══ Entries shown
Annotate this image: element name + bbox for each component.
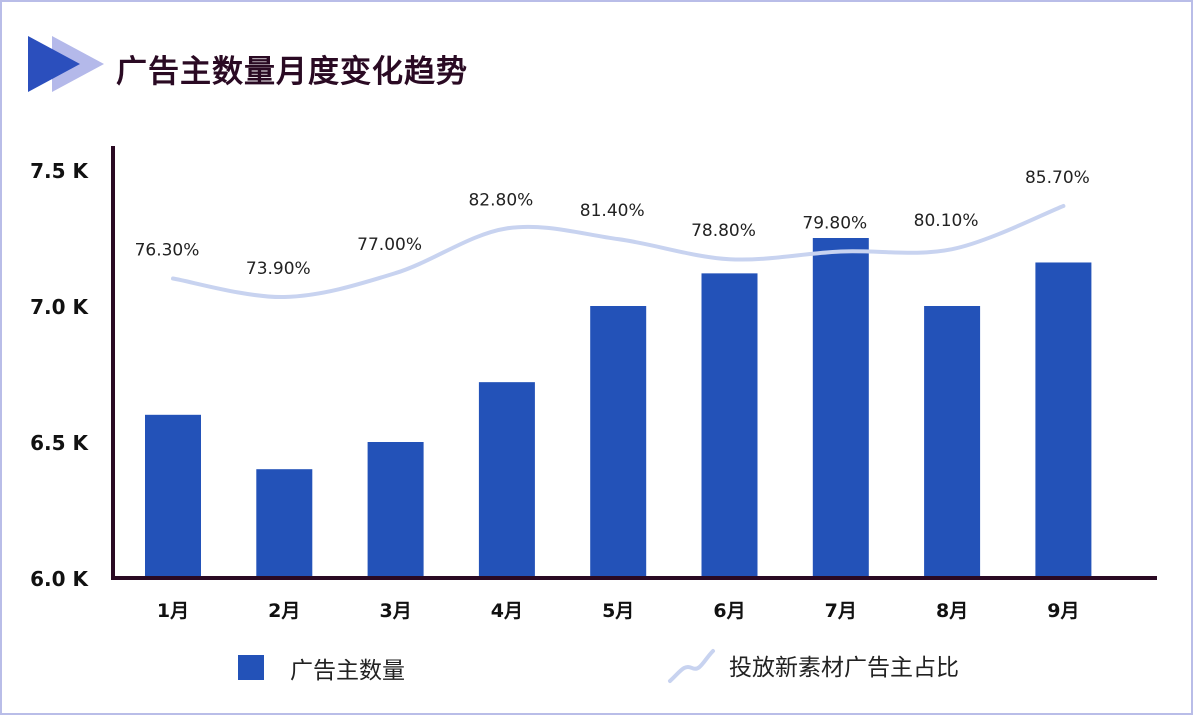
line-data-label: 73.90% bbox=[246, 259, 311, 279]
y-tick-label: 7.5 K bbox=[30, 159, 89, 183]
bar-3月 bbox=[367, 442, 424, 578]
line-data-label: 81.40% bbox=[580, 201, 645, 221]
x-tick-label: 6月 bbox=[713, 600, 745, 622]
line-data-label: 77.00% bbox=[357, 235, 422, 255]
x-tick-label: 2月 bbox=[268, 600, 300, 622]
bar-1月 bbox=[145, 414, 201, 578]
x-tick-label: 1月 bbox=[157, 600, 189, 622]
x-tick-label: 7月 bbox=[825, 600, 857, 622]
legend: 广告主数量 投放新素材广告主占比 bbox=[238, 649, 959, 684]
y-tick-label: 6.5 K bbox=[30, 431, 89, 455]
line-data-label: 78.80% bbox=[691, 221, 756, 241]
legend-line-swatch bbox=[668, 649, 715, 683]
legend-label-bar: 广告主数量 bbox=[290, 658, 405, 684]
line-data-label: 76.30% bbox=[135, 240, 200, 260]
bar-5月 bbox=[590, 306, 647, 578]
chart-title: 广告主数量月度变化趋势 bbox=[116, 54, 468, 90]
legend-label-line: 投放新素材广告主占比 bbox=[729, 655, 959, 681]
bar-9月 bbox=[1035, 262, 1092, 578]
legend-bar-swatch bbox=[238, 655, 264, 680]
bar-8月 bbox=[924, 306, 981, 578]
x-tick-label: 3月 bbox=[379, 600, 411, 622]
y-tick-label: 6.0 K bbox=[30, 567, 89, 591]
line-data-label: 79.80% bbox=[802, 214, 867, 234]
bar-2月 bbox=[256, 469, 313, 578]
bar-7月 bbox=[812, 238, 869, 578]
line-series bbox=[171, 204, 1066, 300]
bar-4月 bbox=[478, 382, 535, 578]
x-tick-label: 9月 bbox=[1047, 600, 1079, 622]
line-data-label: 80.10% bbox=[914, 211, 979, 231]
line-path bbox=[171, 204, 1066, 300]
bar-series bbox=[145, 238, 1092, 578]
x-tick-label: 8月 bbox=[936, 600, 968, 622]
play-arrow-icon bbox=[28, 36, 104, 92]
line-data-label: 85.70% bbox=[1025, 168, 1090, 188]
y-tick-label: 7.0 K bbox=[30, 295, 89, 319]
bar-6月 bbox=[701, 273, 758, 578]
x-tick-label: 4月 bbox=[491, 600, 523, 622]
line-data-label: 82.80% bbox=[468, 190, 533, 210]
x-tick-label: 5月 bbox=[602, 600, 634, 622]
════
══ Entries shown
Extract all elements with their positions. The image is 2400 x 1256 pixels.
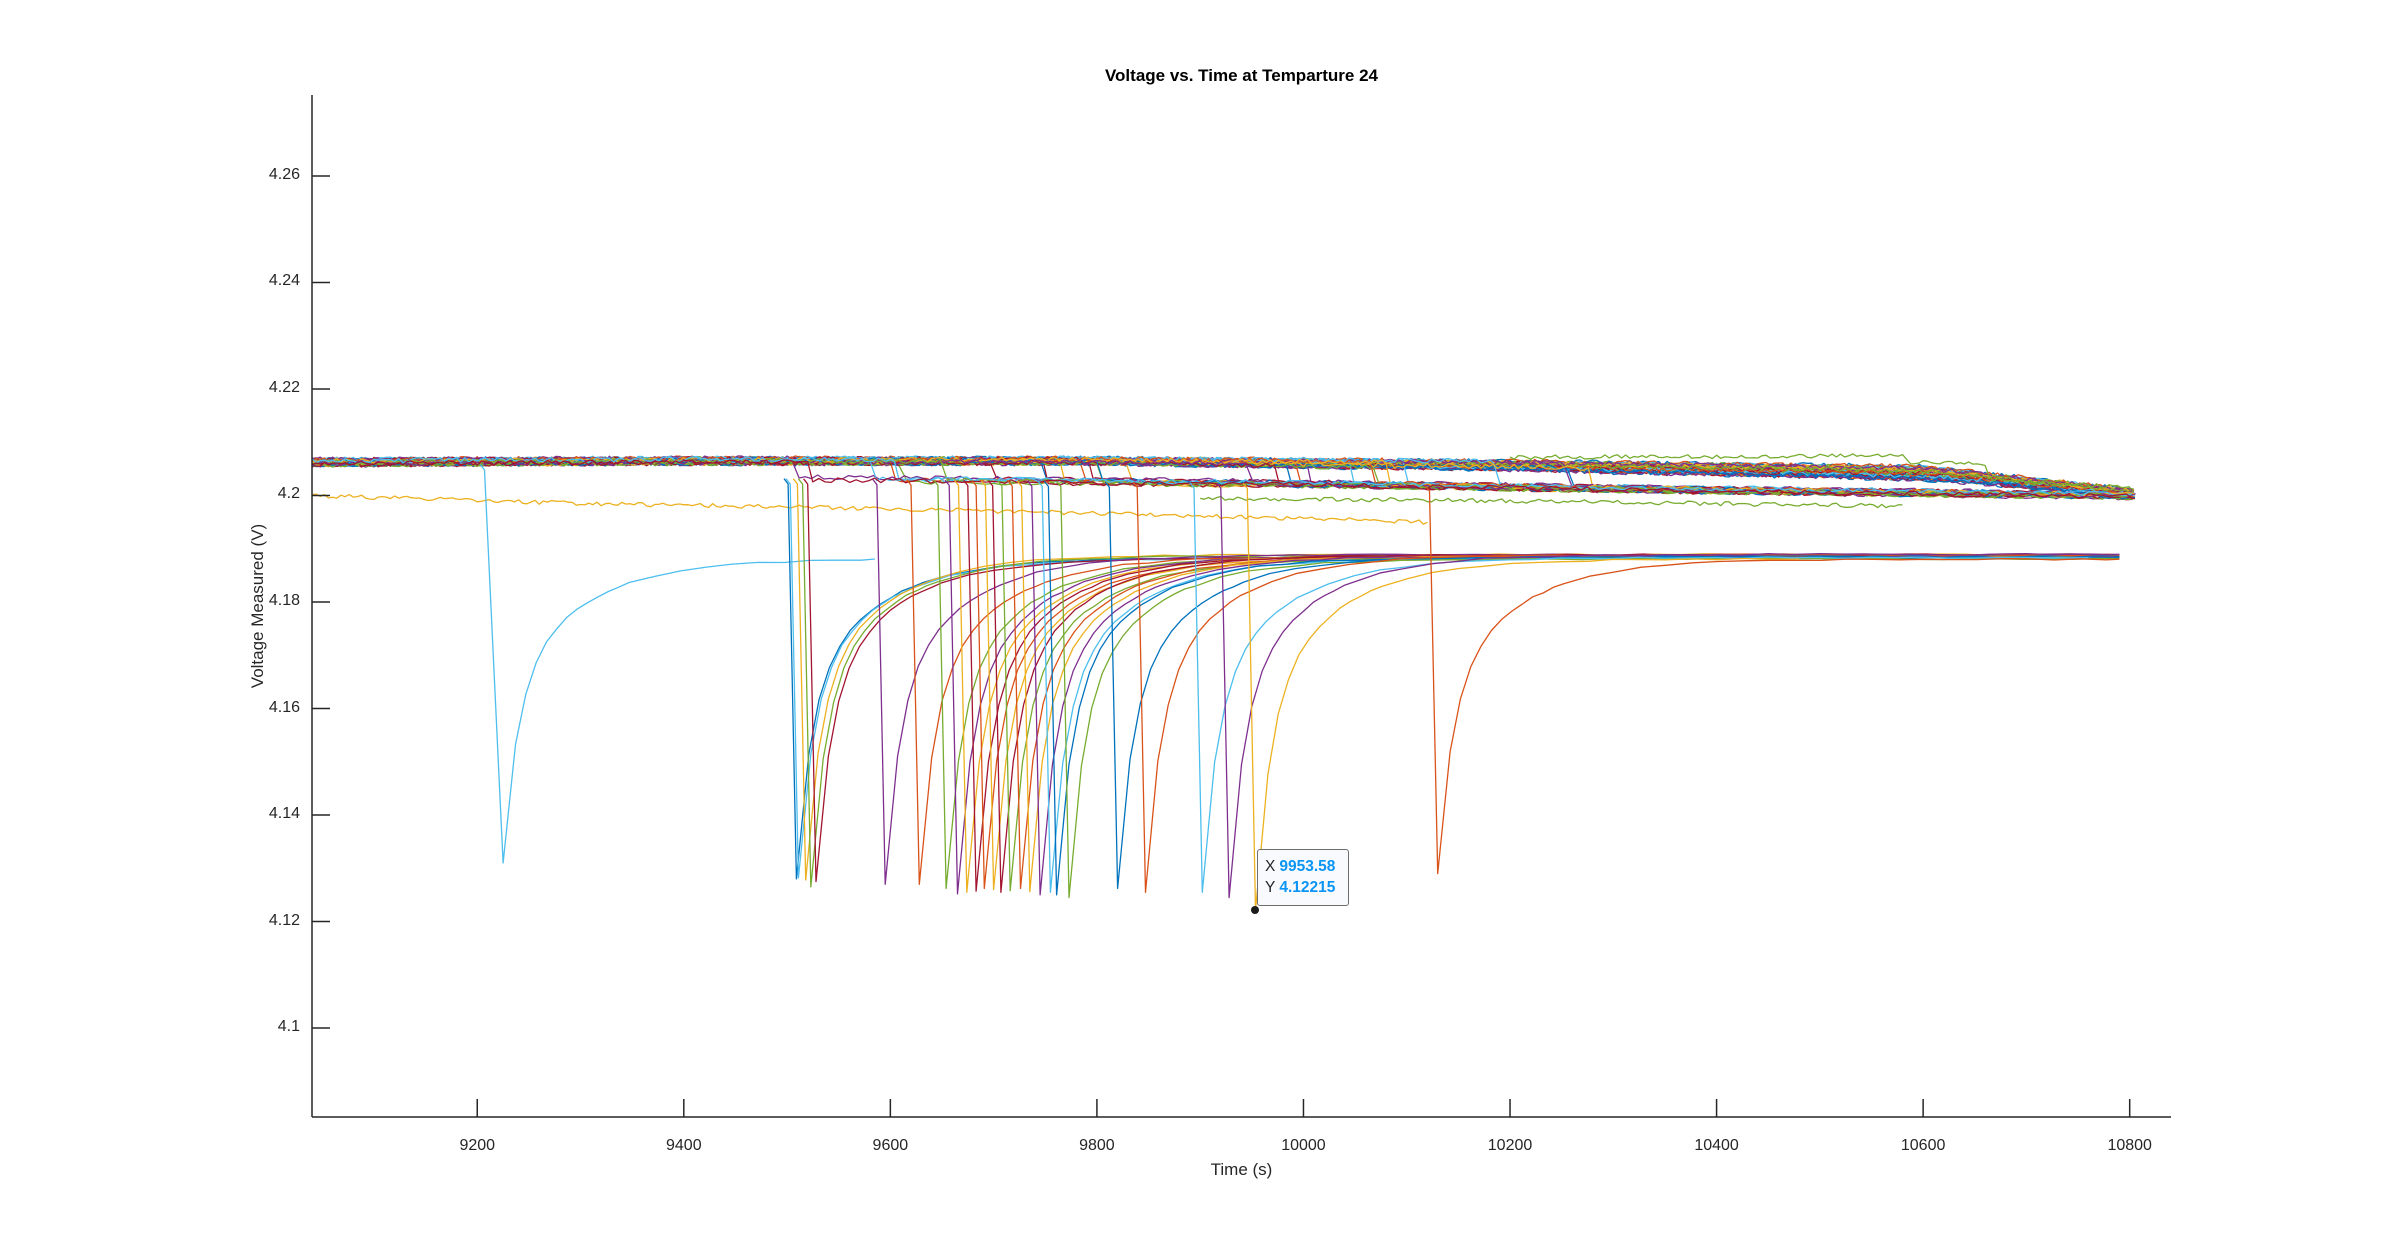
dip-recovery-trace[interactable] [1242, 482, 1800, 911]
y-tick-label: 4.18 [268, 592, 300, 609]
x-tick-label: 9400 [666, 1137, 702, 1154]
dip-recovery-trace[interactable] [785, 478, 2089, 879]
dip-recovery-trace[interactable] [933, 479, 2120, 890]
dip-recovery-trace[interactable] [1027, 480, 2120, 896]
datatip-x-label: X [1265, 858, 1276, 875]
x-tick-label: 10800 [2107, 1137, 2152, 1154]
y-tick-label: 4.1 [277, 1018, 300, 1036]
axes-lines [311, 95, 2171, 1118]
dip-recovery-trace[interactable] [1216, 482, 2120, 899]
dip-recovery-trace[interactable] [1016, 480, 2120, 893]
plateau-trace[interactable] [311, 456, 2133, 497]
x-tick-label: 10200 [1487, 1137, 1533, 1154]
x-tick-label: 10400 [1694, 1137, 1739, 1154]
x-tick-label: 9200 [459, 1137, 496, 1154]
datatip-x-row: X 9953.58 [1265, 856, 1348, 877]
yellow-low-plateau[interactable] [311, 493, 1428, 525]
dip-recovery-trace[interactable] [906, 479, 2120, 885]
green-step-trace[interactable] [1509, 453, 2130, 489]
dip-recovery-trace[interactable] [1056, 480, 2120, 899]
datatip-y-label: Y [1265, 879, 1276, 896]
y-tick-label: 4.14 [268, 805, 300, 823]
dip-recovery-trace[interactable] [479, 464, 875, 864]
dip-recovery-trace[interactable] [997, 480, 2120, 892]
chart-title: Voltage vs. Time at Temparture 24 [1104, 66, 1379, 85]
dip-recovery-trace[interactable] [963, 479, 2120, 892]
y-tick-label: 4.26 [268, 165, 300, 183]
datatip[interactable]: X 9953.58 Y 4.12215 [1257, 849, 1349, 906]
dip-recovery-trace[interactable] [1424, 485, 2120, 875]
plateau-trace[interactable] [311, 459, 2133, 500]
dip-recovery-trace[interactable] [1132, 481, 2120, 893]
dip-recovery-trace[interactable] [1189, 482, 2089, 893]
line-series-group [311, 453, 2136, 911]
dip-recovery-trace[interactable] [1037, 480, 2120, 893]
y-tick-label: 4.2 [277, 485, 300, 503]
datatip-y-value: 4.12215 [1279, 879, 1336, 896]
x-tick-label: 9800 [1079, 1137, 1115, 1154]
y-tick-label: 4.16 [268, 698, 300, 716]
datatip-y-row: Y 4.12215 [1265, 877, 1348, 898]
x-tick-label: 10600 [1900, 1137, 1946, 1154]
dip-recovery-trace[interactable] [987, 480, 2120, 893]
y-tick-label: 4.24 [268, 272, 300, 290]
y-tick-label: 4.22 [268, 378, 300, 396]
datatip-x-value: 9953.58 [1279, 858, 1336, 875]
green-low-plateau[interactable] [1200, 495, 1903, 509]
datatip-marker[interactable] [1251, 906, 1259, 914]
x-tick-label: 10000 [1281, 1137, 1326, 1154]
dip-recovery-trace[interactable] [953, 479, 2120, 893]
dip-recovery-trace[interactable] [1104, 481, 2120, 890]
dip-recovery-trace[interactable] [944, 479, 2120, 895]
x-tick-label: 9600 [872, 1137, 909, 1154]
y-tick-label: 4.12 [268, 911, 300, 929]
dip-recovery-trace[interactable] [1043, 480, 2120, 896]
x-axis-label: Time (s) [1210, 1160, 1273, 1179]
════
══ Entries shown
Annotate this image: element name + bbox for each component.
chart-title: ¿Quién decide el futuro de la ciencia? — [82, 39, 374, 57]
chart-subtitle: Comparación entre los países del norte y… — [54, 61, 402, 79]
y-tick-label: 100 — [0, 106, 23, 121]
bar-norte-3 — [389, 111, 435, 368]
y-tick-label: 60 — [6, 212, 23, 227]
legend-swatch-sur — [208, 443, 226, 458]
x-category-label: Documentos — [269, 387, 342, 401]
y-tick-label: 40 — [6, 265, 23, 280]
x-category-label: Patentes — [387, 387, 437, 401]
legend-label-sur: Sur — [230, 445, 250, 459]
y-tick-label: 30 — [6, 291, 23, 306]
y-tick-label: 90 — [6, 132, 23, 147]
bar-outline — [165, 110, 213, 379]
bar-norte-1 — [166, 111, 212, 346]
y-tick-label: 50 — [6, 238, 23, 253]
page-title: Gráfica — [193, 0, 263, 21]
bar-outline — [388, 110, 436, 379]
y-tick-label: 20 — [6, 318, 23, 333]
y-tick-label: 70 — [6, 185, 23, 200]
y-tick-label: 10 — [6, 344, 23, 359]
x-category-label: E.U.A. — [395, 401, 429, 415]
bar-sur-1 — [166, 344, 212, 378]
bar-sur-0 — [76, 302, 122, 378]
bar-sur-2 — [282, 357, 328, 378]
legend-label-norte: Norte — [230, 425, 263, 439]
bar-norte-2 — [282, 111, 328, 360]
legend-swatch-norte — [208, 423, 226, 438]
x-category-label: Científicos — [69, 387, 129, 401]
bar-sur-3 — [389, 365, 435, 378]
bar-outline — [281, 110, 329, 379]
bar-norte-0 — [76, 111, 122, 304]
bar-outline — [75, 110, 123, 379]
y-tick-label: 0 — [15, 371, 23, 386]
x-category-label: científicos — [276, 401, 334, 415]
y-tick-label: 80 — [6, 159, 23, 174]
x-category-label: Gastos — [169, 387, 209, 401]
════
## Required task
Can you rewrite the material from the line with "line-data-label: 73.90% bbox=[246, 259, 311, 279]" to the line with "x-tick-label: 1月 bbox=[157, 600, 189, 622]", giving only those lines, with "line-data-label" replaced by "line-value-label" and nothing else altered?

## Exercise result
line-value-label: 73.90% bbox=[246, 259, 311, 279]
y-tick-label: 7.5 K bbox=[30, 159, 89, 183]
bar-3月 bbox=[367, 442, 424, 578]
line-value-label: 81.40% bbox=[580, 201, 645, 221]
x-tick-label: 6月 bbox=[713, 600, 745, 622]
line-value-label: 77.00% bbox=[357, 235, 422, 255]
x-tick-label: 2月 bbox=[268, 600, 300, 622]
bar-1月 bbox=[145, 414, 201, 578]
x-tick-label: 1月 bbox=[157, 600, 189, 622]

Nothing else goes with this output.